Stated task => Print verbatim the lines of the listing below, starting with its first line and continuing through the line that contains "- usage-note: *お客様の請求先アカウントでの", with both ends included.

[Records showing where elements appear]
···

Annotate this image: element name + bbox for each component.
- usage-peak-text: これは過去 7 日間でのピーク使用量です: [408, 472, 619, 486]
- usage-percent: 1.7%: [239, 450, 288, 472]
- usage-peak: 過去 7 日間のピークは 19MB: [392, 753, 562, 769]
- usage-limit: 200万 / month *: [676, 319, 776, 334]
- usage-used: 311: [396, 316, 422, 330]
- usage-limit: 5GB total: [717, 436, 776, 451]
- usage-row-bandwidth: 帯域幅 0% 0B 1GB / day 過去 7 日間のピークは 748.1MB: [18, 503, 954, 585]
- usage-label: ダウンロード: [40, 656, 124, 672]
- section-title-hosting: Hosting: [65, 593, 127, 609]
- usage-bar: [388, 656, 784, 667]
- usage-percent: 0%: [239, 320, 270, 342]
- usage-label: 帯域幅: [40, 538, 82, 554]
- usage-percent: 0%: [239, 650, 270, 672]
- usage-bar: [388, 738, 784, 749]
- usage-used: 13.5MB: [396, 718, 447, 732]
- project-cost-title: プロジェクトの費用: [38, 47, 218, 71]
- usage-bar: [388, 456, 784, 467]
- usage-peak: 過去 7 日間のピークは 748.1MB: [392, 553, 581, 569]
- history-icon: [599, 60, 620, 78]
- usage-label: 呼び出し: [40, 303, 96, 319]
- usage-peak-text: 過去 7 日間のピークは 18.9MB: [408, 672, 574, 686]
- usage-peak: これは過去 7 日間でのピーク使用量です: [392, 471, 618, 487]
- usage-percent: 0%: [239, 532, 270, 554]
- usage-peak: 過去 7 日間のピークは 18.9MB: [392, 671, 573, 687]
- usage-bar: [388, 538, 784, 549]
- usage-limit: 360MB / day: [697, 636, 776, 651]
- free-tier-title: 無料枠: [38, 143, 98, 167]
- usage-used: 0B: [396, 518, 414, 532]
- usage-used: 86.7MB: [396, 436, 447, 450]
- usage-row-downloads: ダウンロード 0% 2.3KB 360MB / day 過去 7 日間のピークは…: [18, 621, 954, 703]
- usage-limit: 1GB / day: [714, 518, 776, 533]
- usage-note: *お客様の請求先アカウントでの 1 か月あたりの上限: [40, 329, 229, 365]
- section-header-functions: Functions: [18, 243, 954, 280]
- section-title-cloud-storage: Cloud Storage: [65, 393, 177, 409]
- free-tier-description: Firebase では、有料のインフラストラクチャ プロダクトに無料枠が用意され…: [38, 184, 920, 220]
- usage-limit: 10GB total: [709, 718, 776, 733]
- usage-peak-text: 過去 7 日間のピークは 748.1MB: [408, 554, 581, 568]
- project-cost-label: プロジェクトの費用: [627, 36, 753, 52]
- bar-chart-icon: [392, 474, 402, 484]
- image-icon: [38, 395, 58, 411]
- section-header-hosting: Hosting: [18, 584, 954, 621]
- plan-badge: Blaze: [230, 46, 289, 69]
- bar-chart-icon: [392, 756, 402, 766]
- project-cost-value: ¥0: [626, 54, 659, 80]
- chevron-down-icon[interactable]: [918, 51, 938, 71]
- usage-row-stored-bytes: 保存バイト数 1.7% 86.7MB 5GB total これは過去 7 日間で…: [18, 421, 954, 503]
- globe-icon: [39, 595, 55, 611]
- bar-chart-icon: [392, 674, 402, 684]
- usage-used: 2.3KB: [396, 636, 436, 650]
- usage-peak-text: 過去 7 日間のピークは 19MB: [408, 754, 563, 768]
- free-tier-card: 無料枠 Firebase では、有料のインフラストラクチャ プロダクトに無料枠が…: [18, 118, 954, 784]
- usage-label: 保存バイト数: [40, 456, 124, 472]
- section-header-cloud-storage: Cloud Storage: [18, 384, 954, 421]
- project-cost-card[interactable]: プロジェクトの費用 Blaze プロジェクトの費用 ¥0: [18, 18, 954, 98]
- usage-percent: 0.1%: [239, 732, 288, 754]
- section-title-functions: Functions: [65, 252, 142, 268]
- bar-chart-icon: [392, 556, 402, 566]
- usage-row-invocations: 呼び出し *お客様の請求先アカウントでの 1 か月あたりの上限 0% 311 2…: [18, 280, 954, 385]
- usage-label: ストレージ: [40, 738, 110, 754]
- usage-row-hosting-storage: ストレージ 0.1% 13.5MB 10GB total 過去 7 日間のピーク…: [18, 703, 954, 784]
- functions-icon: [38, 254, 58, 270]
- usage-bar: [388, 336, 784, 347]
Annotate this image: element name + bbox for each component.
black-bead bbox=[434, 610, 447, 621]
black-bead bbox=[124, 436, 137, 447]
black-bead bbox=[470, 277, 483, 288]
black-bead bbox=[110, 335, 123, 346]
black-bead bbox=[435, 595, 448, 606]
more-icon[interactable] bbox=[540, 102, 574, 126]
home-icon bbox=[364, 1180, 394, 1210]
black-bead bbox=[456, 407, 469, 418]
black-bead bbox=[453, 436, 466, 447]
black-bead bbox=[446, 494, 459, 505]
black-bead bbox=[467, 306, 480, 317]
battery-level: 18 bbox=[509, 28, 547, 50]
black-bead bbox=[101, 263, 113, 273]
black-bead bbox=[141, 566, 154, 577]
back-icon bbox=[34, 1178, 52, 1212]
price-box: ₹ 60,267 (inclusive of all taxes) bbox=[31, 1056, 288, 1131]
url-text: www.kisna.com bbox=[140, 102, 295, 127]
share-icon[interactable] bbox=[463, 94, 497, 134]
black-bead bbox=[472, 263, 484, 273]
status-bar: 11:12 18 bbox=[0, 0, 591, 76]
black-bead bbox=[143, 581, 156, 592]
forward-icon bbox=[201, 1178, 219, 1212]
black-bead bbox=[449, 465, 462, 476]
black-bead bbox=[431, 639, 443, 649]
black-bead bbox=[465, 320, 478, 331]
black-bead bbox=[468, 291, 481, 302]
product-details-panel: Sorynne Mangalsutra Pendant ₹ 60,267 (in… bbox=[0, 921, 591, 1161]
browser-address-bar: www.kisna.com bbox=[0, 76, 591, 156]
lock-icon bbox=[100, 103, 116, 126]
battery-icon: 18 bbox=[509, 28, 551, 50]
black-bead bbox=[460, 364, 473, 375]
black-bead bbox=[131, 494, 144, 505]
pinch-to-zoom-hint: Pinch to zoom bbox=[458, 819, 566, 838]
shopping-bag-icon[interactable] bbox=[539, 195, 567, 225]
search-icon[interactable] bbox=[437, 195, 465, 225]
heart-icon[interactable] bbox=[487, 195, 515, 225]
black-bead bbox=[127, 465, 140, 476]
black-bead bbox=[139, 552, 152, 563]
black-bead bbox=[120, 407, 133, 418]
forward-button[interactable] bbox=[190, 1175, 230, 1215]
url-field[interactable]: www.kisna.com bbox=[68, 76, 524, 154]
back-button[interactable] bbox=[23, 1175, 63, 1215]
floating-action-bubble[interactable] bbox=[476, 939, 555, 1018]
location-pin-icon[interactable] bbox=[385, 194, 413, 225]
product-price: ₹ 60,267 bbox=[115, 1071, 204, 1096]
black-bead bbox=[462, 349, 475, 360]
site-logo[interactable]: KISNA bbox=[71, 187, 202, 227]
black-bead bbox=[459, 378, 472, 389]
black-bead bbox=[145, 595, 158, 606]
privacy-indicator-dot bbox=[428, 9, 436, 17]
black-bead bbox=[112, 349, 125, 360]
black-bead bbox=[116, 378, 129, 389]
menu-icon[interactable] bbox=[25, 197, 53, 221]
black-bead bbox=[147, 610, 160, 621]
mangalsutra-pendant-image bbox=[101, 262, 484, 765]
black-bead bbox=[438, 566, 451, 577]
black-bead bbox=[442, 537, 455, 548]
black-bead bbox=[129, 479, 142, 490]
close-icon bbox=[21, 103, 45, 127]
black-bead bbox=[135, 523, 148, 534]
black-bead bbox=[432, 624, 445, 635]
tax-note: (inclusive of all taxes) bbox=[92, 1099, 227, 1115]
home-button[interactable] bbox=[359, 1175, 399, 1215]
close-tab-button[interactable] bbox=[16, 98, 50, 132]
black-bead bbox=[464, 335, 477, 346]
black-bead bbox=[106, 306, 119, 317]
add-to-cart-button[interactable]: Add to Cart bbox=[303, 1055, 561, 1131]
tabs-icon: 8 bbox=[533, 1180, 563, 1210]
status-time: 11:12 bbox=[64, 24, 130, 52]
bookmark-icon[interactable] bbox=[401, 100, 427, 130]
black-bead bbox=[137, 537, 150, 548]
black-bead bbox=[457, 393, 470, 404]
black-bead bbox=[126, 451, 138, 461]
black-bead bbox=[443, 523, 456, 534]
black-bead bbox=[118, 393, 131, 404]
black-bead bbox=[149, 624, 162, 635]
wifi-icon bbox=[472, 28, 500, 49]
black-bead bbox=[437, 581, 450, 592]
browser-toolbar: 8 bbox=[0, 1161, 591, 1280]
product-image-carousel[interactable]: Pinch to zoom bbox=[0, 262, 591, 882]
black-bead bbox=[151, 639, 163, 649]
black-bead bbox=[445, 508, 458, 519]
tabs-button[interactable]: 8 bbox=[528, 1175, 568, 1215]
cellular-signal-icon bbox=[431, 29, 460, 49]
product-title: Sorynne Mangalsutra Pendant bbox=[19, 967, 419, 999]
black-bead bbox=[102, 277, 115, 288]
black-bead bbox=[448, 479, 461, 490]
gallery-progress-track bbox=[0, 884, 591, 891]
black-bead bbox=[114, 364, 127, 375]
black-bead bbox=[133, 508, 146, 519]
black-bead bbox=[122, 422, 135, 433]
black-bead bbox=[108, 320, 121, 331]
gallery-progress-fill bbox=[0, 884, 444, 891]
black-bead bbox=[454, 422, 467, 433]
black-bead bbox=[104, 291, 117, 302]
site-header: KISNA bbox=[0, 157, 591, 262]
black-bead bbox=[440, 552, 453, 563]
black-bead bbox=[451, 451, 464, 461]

···

Problem solution =>
Annotate this image: element name + bbox for each component.
- usage-peak-text: これは過去 7 日間でのピーク使用量です: [408, 472, 619, 486]
- usage-percent: 1.7%: [239, 450, 288, 472]
- usage-peak: 過去 7 日間のピークは 19MB: [392, 753, 562, 769]
- usage-limit: 200万 / month *: [676, 319, 776, 334]
- usage-used: 311: [396, 316, 422, 330]
- usage-limit: 5GB total: [717, 436, 776, 451]
- usage-row-bandwidth: 帯域幅 0% 0B 1GB / day 過去 7 日間のピークは 748.1MB: [18, 503, 954, 585]
- usage-label: ダウンロード: [40, 656, 124, 672]
- section-title-hosting: Hosting: [65, 593, 127, 609]
- usage-bar: [388, 656, 784, 667]
- usage-percent: 0%: [239, 320, 270, 342]
- usage-label: 帯域幅: [40, 538, 82, 554]
- usage-percent: 0%: [239, 650, 270, 672]
- usage-bar: [388, 738, 784, 749]
- usage-used: 13.5MB: [396, 718, 447, 732]
- project-cost-title: プロジェクトの費用: [38, 47, 218, 71]
- usage-bar: [388, 456, 784, 467]
- usage-peak: 過去 7 日間のピークは 748.1MB: [392, 553, 581, 569]
- history-icon: [599, 60, 620, 78]
- usage-label: 呼び出し: [40, 303, 96, 319]
- usage-peak-text: 過去 7 日間のピークは 18.9MB: [408, 672, 574, 686]
- usage-peak: これは過去 7 日間でのピーク使用量です: [392, 471, 618, 487]
- usage-percent: 0%: [239, 532, 270, 554]
- usage-peak: 過去 7 日間のピークは 18.9MB: [392, 671, 573, 687]
- usage-bar: [388, 538, 784, 549]
- usage-limit: 360MB / day: [697, 636, 776, 651]
- free-tier-title: 無料枠: [38, 143, 98, 167]
- usage-used: 0B: [396, 518, 414, 532]
- usage-used: 86.7MB: [396, 436, 447, 450]
- usage-row-downloads: ダウンロード 0% 2.3KB 360MB / day 過去 7 日間のピークは…: [18, 621, 954, 703]
- usage-limit: 1GB / day: [714, 518, 776, 533]
- usage-note: *お客様の請求先アカウントでの 1 か月あたりの上限: [40, 329, 229, 365]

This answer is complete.